Text

________

As well as having comprehensive knowledge of the lenders on her firm’s panel, Kayleigh Barratt is always contactable and proactive about solving problems, says Robert Sullivan

Name: Kayleigh Barratt

Age: 21

Company: Just Mortgage Packaging

Area: East London, north London and Essex

Nominated by: Robert Sullivan, mortgage adviser, LP Mortgage and Financial Services

Reasons for nomination: Kayleigh is always contactable on the telephone and reliable at returning calls. If I have a problem that cannot be answered directly, she will try her best to get an answer from a lender’s BDM within the hour.

On top of this, she has extensive knowledge about all the lenders on Just Mortgage Packaging’s panel. I have been using the firm as my primary packager for the past three months and intend to continue this relationship. I would have no hesitation in referring Kayleigh to anyone who is looking for a better packaging route as I have had no problems or queries that have not been dealt with quickly and efficiently.

________

Reproduce the full nomination text above, word for word and in its original order.

Entries from a dataset:
________

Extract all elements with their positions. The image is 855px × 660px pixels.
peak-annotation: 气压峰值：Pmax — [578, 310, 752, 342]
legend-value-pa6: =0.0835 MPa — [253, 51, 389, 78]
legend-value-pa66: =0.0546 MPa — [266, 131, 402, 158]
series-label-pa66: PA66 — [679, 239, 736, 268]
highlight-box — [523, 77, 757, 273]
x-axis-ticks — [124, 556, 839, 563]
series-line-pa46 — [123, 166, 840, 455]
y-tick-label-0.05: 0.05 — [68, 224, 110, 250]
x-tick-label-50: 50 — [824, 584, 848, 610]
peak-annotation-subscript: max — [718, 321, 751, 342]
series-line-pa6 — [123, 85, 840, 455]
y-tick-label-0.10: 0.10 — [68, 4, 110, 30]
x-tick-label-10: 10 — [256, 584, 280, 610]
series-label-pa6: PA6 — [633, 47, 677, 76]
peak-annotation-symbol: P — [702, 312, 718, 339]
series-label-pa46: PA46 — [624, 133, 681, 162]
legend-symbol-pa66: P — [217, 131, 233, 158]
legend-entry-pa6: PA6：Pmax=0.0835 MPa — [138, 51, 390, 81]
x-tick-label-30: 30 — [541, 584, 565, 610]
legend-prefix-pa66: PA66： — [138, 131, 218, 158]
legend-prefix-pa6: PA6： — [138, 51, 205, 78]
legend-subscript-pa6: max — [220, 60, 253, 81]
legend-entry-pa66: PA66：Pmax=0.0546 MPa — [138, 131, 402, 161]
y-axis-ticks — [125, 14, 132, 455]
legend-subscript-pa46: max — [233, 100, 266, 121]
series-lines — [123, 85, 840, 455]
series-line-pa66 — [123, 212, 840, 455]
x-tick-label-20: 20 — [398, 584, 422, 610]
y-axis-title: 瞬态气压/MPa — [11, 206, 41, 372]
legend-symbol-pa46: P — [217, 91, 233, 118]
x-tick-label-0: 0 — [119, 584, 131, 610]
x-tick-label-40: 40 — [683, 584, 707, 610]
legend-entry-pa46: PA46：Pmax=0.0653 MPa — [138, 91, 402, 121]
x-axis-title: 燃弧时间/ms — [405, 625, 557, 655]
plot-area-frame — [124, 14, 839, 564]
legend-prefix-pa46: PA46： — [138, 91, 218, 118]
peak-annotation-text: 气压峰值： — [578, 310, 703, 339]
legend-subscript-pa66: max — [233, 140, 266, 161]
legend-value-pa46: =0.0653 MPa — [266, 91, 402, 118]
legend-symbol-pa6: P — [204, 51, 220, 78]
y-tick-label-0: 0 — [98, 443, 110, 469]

________

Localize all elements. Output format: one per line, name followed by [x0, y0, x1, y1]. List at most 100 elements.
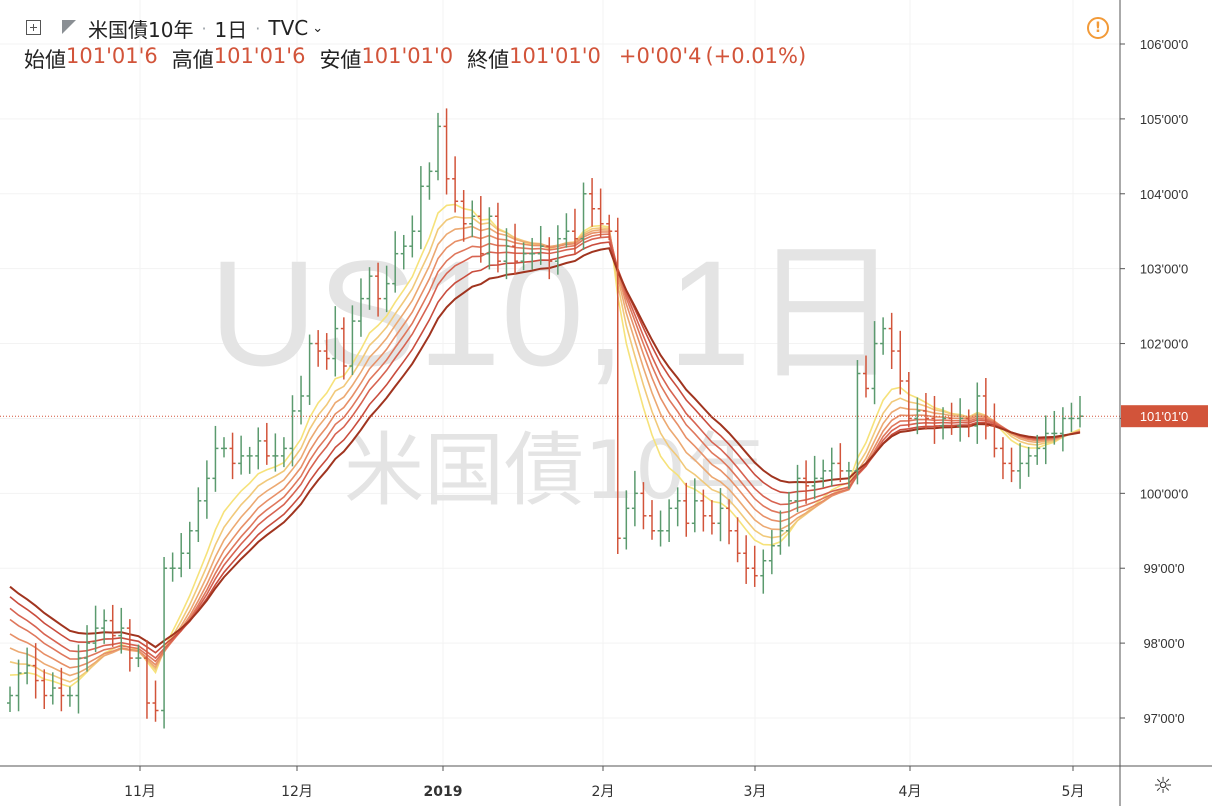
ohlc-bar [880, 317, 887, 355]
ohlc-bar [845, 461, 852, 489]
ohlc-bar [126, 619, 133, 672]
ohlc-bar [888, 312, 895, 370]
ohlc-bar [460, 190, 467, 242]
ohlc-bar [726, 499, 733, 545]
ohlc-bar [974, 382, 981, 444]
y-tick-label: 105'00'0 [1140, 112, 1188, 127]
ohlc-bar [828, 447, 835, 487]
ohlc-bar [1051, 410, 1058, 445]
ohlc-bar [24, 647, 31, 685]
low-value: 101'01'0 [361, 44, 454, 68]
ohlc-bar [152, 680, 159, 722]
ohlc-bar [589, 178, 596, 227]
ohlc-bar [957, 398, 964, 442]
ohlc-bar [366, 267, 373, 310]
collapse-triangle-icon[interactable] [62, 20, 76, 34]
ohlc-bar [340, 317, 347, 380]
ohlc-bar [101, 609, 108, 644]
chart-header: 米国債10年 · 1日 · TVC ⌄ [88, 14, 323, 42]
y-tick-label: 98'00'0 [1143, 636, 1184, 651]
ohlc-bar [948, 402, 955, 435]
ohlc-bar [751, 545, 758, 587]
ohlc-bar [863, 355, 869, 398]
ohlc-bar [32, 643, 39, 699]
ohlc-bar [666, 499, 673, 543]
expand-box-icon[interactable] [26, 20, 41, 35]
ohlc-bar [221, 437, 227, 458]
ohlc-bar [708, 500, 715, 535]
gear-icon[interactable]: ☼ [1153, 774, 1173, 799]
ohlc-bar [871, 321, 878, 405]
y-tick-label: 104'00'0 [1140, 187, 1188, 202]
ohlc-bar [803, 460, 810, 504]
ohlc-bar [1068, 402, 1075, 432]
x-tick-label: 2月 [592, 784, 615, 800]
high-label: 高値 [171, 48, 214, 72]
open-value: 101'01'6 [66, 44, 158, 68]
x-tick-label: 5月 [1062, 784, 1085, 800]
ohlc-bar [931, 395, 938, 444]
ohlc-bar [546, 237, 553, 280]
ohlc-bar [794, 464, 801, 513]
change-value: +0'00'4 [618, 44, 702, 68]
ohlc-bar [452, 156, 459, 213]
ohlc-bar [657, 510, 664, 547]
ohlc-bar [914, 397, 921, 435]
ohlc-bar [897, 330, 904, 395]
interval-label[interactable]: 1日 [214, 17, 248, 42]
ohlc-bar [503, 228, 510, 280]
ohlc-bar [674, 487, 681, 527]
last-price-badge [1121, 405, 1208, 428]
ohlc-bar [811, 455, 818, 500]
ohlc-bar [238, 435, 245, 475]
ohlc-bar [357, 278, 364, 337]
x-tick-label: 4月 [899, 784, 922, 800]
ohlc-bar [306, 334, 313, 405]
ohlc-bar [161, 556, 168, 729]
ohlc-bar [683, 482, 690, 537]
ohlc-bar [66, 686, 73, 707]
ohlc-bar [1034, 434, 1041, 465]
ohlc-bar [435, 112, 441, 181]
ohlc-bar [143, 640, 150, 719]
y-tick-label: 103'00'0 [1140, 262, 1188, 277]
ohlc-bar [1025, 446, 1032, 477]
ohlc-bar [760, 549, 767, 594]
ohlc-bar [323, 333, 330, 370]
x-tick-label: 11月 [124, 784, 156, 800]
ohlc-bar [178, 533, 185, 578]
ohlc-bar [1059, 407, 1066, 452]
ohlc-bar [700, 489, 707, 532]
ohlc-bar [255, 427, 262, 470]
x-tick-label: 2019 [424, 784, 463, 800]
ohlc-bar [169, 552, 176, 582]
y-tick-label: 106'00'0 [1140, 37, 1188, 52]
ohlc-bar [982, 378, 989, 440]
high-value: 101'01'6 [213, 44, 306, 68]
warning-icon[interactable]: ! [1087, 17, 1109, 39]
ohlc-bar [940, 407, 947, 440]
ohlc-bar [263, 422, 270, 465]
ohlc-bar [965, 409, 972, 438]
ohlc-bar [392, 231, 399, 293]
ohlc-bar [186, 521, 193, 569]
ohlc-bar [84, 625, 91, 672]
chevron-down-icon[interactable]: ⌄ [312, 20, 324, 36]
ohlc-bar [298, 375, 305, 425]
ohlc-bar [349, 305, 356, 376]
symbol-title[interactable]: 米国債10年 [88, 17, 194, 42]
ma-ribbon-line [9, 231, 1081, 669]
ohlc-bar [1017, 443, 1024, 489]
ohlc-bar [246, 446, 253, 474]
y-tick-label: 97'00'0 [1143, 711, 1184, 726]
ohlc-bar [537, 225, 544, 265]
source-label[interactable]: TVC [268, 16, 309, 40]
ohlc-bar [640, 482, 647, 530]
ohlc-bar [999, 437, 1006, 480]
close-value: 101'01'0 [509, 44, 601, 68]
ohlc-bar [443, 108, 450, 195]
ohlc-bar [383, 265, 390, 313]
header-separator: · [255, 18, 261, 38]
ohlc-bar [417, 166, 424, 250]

________

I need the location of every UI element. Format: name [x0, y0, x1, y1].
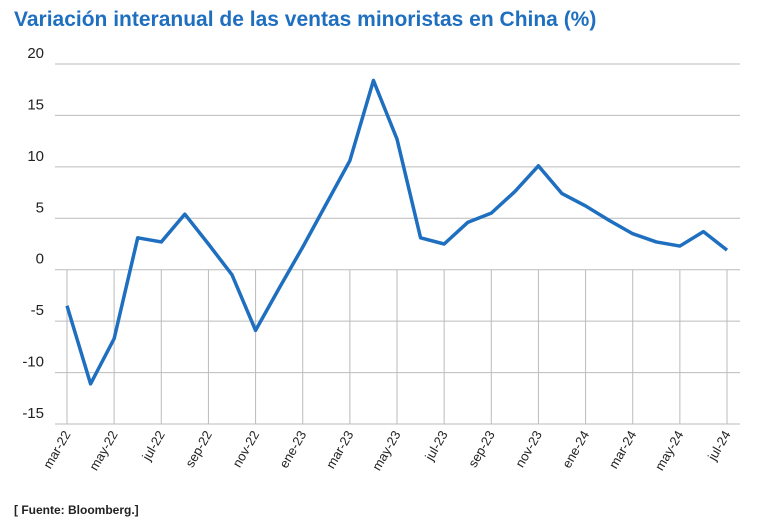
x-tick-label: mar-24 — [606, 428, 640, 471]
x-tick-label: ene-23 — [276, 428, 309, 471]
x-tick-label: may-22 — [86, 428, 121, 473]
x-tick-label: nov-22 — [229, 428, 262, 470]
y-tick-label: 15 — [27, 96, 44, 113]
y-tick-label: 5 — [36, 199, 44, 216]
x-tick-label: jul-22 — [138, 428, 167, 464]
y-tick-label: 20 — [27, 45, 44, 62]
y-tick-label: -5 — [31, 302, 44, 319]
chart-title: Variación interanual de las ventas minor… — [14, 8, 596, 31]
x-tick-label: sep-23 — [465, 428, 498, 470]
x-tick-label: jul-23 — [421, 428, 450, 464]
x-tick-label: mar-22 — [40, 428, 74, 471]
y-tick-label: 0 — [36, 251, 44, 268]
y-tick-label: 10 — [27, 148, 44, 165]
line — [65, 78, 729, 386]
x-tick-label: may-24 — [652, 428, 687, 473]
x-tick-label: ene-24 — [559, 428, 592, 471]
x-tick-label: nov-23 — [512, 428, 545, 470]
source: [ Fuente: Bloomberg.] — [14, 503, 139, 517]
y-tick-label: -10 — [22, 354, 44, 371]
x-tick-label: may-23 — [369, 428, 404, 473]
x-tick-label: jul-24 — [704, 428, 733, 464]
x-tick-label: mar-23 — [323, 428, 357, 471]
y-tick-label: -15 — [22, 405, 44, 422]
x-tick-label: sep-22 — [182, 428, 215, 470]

________

Exercise solution
As well as having comprehensive knowledge of the lenders on her firm’s panel, Kayleigh Barratt is always contactable and proactive about solving problems, says Robert Sullivan

Name: Kayleigh Barratt

Age: 21

Company: Just Mortgage Packaging

Area: East London, north London and Essex

Nominated by: Robert Sullivan, mortgage adviser, LP Mortgage and Financial Services

Reasons for nomination: Kayleigh is always contactable on the telephone and reliable at returning calls. If I have a problem that cannot be answered directly, she will try her best to get an answer from a lender’s BDM within the hour.

On top of this, she has extensive knowledge about all the lenders on Just Mortgage Packaging’s panel. I have been using the firm as my primary packager for the past three months and intend to continue this relationship. I would have no hesitation in referring Kayleigh to anyone who is looking for a better packaging route as I have had no problems or queries that have not been dealt with quickly and efficiently.